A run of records
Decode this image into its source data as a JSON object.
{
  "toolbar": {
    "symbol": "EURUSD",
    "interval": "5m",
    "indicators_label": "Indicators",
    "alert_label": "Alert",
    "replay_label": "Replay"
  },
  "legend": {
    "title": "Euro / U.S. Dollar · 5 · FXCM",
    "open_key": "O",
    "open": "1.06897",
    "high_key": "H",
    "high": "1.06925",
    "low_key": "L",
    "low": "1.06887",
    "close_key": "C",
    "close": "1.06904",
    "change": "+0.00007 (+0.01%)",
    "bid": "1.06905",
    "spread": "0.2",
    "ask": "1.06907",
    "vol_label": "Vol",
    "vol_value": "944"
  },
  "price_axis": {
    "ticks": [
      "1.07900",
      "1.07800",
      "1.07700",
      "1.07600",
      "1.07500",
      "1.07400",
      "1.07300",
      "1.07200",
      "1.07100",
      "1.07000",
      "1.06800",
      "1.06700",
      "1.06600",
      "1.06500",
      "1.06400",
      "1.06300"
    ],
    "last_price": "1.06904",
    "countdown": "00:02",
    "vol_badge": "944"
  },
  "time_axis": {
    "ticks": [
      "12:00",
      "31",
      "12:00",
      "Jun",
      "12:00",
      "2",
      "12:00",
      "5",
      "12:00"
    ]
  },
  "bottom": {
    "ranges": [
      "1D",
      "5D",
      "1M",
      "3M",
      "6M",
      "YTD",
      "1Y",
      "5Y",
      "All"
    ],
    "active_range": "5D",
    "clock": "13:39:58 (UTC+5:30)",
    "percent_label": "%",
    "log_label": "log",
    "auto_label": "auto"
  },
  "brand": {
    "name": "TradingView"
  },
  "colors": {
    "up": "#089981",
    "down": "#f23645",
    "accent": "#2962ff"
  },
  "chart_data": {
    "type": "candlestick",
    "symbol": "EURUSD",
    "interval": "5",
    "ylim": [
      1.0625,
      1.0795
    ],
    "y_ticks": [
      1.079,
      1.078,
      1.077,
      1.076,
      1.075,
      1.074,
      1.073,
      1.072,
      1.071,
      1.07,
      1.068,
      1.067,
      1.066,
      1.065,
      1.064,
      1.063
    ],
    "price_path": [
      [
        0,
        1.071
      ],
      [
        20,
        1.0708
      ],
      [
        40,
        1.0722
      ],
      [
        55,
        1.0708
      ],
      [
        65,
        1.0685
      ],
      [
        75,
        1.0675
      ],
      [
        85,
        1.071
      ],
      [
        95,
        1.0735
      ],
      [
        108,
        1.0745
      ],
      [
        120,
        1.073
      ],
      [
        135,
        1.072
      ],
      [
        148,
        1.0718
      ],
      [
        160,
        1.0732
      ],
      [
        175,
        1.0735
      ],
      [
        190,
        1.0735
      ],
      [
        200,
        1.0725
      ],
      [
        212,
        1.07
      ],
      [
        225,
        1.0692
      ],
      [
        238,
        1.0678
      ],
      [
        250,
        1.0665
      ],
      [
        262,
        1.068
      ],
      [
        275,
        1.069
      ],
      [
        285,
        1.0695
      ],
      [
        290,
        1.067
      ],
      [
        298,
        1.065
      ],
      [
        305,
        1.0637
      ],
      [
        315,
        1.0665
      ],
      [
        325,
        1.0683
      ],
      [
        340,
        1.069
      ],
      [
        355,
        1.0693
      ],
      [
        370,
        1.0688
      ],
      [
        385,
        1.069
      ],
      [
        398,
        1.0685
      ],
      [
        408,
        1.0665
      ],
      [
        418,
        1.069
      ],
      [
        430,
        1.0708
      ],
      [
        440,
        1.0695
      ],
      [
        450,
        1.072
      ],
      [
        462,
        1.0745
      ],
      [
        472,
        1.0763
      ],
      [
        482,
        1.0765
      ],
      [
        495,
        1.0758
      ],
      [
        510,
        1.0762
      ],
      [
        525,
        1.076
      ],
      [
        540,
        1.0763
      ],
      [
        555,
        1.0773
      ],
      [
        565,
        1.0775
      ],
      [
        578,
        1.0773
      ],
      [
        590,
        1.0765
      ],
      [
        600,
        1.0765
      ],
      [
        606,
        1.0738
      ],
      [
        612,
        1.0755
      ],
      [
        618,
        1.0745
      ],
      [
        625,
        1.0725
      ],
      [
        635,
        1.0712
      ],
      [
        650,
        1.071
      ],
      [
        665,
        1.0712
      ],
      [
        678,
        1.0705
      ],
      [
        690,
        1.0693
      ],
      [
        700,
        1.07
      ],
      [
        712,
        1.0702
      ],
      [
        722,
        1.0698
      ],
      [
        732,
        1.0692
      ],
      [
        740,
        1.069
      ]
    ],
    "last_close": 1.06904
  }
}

## [What the exercise asks]
Your task is to print all of the records exactly.

## [Answer to this exercise]
Decode this image into its source data as a JSON object.
{
  "toolbar": {
    "symbol": "EURUSD",
    "interval": "5m",
    "indicators_label": "Indicators",
    "alert_label": "Alert",
    "replay_label": "Replay"
  },
  "legend": {
    "title": "Euro / U.S. Dollar · 5 · FXCM",
    "open_key": "O",
    "open": "1.06897",
    "high_key": "H",
    "high": "1.06925",
    "low_key": "L",
    "low": "1.06887",
    "close_key": "C",
    "close": "1.06904",
    "change": "+0.00007 (+0.01%)",
    "bid": "1.06905",
    "spread": "0.2",
    "ask": "1.06907",
    "vol_label": "Vol",
    "vol_value": "944"
  },
  "price_axis": {
    "ticks": [
      "1.07900",
      "1.07800",
      "1.07700",
      "1.07600",
      "1.07500",
      "1.07400",
      "1.07300",
      "1.07200",
      "1.07100",
      "1.07000",
      "1.06800",
      "1.06700",
      "1.06600",
      "1.06500",
      "1.06400",
      "1.06300"
    ],
    "last_price": "1.06904",
    "countdown": "00:02",
    "vol_badge": "944"
  },
  "time_axis": {
    "ticks": [
      "12:00",
      "31",
      "12:00",
      "Jun",
      "12:00",
      "2",
      "12:00",
      "5",
      "12:00"
    ]
  },
  "bottom": {
    "ranges": [
      "1D",
      "5D",
      "1M",
      "3M",
      "6M",
      "YTD",
      "1Y",
      "5Y",
      "All"
    ],
    "active_range": "5D",
    "clock": "13:39:58 (UTC+5:30)",
    "percent_label": "%",
    "log_label": "log",
    "auto_label": "auto"
  },
  "brand": {
    "name": "TradingView"
  },
  "colors": {
    "up": "#089981",
    "down": "#f23645",
    "accent": "#2962ff"
  },
  "chart_data": {
    "type": "candlestick",
    "symbol": "EURUSD",
    "interval": "5",
    "ylim": [
      1.0625,
      1.0795
    ],
    "y_ticks": [
      1.079,
      1.078,
      1.077,
      1.076,
      1.075,
      1.074,
      1.073,
      1.072,
      1.071,
      1.07,
      1.068,
      1.067,
      1.066,
      1.065,
      1.064,
      1.063
    ],
    "price_path": [
      [
        0,
        1.071
      ],
      [
        20,
        1.0708
      ],
      [
        40,
        1.0722
      ],
      [
        55,
        1.0708
      ],
      [
        65,
        1.0685
      ],
      [
        75,
        1.0675
      ],
      [
        85,
        1.071
      ],
      [
        95,
        1.0735
      ],
      [
        108,
        1.0745
      ],
      [
        120,
        1.073
      ],
      [
        135,
        1.072
      ],
      [
        148,
        1.0718
      ],
      [
        160,
        1.0732
      ],
      [
        175,
        1.0735
      ],
      [
        190,
        1.0735
      ],
      [
        200,
        1.0725
      ],
      [
        212,
        1.07
      ],
      [
        225,
        1.0692
      ],
      [
        238,
        1.0678
      ],
      [
        250,
        1.0665
      ],
      [
        262,
        1.068
      ],
      [
        275,
        1.069
      ],
      [
        285,
        1.0695
      ],
      [
        290,
        1.067
      ],
      [
        298,
        1.065
      ],
      [
        305,
        1.0637
      ],
      [
        315,
        1.0665
      ],
      [
        325,
        1.0683
      ],
      [
        340,
        1.069
      ],
      [
        355,
        1.0693
      ],
      [
        370,
        1.0688
      ],
      [
        385,
        1.069
      ],
      [
        398,
        1.0685
      ],
      [
        408,
        1.0665
      ],
      [
        418,
        1.069
      ],
      [
        430,
        1.0708
      ],
      [
        440,
        1.0695
      ],
      [
        450,
        1.072
      ],
      [
        462,
        1.0745
      ],
      [
        472,
        1.0763
      ],
      [
        482,
        1.0765
      ],
      [
        495,
        1.0758
      ],
      [
        510,
        1.0762
      ],
      [
        525,
        1.076
      ],
      [
        540,
        1.0763
      ],
      [
        555,
        1.0773
      ],
      [
        565,
        1.0775
      ],
      [
        578,
        1.0773
      ],
      [
        590,
        1.0765
      ],
      [
        600,
        1.0765
      ],
      [
        606,
        1.0738
      ],
      [
        612,
        1.0755
      ],
      [
        618,
        1.0745
      ],
      [
        625,
        1.0725
      ],
      [
        635,
        1.0712
      ],
      [
        650,
        1.071
      ],
      [
        665,
        1.0712
      ],
      [
        678,
        1.0705
      ],
      [
        690,
        1.0693
      ],
      [
        700,
        1.07
      ],
      [
        712,
        1.0702
      ],
      [
        722,
        1.0698
      ],
      [
        732,
        1.0692
      ],
      [
        740,
        1.069
      ]
    ],
    "last_close": 1.06904
  }
}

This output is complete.